§ **What is needed**
Reproduce all entries precisely, down to the last character.

━━━ Records supplied

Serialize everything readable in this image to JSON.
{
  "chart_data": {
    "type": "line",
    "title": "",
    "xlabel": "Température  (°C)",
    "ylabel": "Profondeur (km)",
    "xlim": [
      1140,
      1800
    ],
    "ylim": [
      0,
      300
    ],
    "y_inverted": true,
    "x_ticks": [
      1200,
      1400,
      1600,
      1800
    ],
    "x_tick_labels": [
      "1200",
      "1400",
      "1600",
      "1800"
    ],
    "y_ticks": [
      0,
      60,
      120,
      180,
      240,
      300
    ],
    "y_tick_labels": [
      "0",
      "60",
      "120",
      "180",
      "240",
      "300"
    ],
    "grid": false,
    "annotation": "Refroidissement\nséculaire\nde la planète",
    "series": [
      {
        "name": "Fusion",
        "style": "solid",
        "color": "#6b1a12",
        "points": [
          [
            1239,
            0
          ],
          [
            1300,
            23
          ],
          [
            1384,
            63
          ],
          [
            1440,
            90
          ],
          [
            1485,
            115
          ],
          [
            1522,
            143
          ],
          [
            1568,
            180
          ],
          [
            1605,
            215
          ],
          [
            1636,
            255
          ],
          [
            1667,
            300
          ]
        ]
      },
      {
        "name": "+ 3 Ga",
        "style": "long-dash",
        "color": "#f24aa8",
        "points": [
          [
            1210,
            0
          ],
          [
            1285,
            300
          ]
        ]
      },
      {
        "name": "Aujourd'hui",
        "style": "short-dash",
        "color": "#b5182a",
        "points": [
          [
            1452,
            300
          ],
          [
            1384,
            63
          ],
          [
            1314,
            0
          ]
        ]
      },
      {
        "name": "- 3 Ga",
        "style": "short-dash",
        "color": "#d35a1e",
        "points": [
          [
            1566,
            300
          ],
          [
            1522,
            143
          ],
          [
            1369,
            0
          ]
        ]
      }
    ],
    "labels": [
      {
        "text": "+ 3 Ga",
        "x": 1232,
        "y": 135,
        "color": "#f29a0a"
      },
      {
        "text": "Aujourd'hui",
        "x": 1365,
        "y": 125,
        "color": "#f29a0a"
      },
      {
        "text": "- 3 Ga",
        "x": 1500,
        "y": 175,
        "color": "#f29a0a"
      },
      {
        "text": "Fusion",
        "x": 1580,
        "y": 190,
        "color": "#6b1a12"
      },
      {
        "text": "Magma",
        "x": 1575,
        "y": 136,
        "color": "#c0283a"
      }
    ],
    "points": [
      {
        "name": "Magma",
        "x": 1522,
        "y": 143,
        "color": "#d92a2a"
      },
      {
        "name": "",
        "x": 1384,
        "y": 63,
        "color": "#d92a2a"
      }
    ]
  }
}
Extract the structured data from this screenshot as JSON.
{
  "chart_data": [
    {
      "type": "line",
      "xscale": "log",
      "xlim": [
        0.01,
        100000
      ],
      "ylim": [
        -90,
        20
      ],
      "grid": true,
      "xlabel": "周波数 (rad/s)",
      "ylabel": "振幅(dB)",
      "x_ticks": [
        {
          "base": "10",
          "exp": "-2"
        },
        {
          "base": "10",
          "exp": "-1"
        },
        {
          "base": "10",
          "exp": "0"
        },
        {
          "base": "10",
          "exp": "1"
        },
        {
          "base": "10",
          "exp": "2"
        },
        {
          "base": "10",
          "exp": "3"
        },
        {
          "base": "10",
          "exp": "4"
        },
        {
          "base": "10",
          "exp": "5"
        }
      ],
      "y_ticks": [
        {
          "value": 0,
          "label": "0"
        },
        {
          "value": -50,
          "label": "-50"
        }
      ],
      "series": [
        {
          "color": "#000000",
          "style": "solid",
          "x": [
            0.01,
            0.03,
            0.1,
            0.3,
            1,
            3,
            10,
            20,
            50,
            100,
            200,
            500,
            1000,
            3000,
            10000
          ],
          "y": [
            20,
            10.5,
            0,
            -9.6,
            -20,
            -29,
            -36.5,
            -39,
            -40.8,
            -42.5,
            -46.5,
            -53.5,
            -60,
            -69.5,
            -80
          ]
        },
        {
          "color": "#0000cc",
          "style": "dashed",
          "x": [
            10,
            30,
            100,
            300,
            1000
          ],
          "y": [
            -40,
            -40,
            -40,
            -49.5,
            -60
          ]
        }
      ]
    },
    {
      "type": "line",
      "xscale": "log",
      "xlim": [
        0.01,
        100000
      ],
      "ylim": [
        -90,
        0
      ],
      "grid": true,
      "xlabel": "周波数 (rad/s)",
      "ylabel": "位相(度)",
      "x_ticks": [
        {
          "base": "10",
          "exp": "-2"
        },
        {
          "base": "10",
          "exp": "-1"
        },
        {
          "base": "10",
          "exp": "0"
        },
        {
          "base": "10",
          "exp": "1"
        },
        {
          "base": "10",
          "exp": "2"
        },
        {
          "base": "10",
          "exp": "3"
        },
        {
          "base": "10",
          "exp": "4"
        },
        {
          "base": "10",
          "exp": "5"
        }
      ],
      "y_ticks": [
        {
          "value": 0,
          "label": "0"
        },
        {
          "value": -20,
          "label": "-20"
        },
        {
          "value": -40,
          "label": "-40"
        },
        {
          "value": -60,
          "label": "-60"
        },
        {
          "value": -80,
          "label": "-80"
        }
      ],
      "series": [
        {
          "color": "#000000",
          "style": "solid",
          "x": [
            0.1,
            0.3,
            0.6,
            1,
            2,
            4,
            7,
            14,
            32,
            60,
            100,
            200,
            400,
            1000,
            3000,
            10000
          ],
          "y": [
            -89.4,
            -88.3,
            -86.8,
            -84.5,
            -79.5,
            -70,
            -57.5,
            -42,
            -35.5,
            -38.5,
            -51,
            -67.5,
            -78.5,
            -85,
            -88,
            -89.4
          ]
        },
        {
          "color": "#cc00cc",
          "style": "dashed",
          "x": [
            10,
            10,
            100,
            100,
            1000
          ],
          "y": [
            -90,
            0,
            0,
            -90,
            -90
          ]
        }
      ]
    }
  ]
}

━━━━━━

§ **Task solution**
Serialize everything readable in this image to JSON.
{
  "chart_data": {
    "type": "line",
    "title": "",
    "xlabel": "Température  (°C)",
    "ylabel": "Profondeur (km)",
    "xlim": [
      1140,
      1800
    ],
    "ylim": [
      0,
      300
    ],
    "y_inverted": true,
    "x_ticks": [
      1200,
      1400,
      1600,
      1800
    ],
    "x_tick_labels": [
      "1200",
      "1400",
      "1600",
      "1800"
    ],
    "y_ticks": [
      0,
      60,
      120,
      180,
      240,
      300
    ],
    "y_tick_labels": [
      "0",
      "60",
      "120",
      "180",
      "240",
      "300"
    ],
    "grid": false,
    "annotation": "Refroidissement\nséculaire\nde la planète",
    "series": [
      {
        "name": "Fusion",
        "style": "solid",
        "color": "#6b1a12",
        "points": [
          [
            1239,
            0
          ],
          [
            1300,
            23
          ],
          [
            1384,
            63
          ],
          [
            1440,
            90
          ],
          [
            1485,
            115
          ],
          [
            1522,
            143
          ],
          [
            1568,
            180
          ],
          [
            1605,
            215
          ],
          [
            1636,
            255
          ],
          [
            1667,
            300
          ]
        ]
      },
      {
        "name": "+ 3 Ga",
        "style": "long-dash",
        "color": "#f24aa8",
        "points": [
          [
            1210,
            0
          ],
          [
            1285,
            300
          ]
        ]
      },
      {
        "name": "Aujourd'hui",
        "style": "short-dash",
        "color": "#b5182a",
        "points": [
          [
            1452,
            300
          ],
          [
            1384,
            63
          ],
          [
            1314,
            0
          ]
        ]
      },
      {
        "name": "- 3 Ga",
        "style": "short-dash",
        "color": "#d35a1e",
        "points": [
          [
            1566,
            300
          ],
          [
            1522,
            143
          ],
          [
            1369,
            0
          ]
        ]
      }
    ],
    "labels": [
      {
        "text": "+ 3 Ga",
        "x": 1232,
        "y": 135,
        "color": "#f29a0a"
      },
      {
        "text": "Aujourd'hui",
        "x": 1365,
        "y": 125,
        "color": "#f29a0a"
      },
      {
        "text": "- 3 Ga",
        "x": 1500,
        "y": 175,
        "color": "#f29a0a"
      },
      {
        "text": "Fusion",
        "x": 1580,
        "y": 190,
        "color": "#6b1a12"
      },
      {
        "text": "Magma",
        "x": 1575,
        "y": 136,
        "color": "#c0283a"
      }
    ],
    "points": [
      {
        "name": "Magma",
        "x": 1522,
        "y": 143,
        "color": "#d92a2a"
      },
      {
        "name": "",
        "x": 1384,
        "y": 63,
        "color": "#d92a2a"
      }
    ]
  }
}
Extract the structured data from this screenshot as JSON.
{
  "chart_data": [
    {
      "type": "line",
      "xscale": "log",
      "xlim": [
        0.01,
        100000
      ],
      "ylim": [
        -90,
        20
      ],
      "grid": true,
      "xlabel": "周波数 (rad/s)",
      "ylabel": "振幅(dB)",
      "x_ticks": [
        {
          "base": "10",
          "exp": "-2"
        },
        {
          "base": "10",
          "exp": "-1"
        },
        {
          "base": "10",
          "exp": "0"
        },
        {
          "base": "10",
          "exp": "1"
        },
        {
          "base": "10",
          "exp": "2"
        },
        {
          "base": "10",
          "exp": "3"
        },
        {
          "base": "10",
          "exp": "4"
        },
        {
          "base": "10",
          "exp": "5"
        }
      ],
      "y_ticks": [
        {
          "value": 0,
          "label": "0"
        },
        {
          "value": -50,
          "label": "-50"
        }
      ],
      "series": [
        {
          "color": "#000000",
          "style": "solid",
          "x": [
            0.01,
            0.03,
            0.1,
            0.3,
            1,
            3,
            10,
            20,
            50,
            100,
            200,
            500,
            1000,
            3000,
            10000
          ],
          "y": [
            20,
            10.5,
            0,
            -9.6,
            -20,
            -29,
            -36.5,
            -39,
            -40.8,
            -42.5,
            -46.5,
            -53.5,
            -60,
            -69.5,
            -80
          ]
        },
        {
          "color": "#0000cc",
          "style": "dashed",
          "x": [
            10,
            30,
            100,
            300,
            1000
          ],
          "y": [
            -40,
            -40,
            -40,
            -49.5,
            -60
          ]
        }
      ]
    },
    {
      "type": "line",
      "xscale": "log",
      "xlim": [
        0.01,
        100000
      ],
      "ylim": [
        -90,
        0
      ],
      "grid": true,
      "xlabel": "周波数 (rad/s)",
      "ylabel": "位相(度)",
      "x_ticks": [
        {
          "base": "10",
          "exp": "-2"
        },
        {
          "base": "10",
          "exp": "-1"
        },
        {
          "base": "10",
          "exp": "0"
        },
        {
          "base": "10",
          "exp": "1"
        },
        {
          "base": "10",
          "exp": "2"
        },
        {
          "base": "10",
          "exp": "3"
        },
        {
          "base": "10",
          "exp": "4"
        },
        {
          "base": "10",
          "exp": "5"
        }
      ],
      "y_ticks": [
        {
          "value": 0,
          "label": "0"
        },
        {
          "value": -20,
          "label": "-20"
        },
        {
          "value": -40,
          "label": "-40"
        },
        {
          "value": -60,
          "label": "-60"
        },
        {
          "value": -80,
          "label": "-80"
        }
      ],
      "series": [
        {
          "color": "#000000",
          "style": "solid",
          "x": [
            0.1,
            0.3,
            0.6,
            1,
            2,
            4,
            7,
            14,
            32,
            60,
            100,
            200,
            400,
            1000,
            3000,
            10000
          ],
          "y": [
            -89.4,
            -88.3,
            -86.8,
            -84.5,
            -79.5,
            -70,
            -57.5,
            -42,
            -35.5,
            -38.5,
            -51,
            -67.5,
            -78.5,
            -85,
            -88,
            -89.4
          ]
        },
        {
          "color": "#cc00cc",
          "style": "dashed",
          "x": [
            10,
            10,
            100,
            100,
            1000
          ],
          "y": [
            -90,
            0,
            0,
            -90,
            -90
          ]
        }
      ]
    }
  ]
}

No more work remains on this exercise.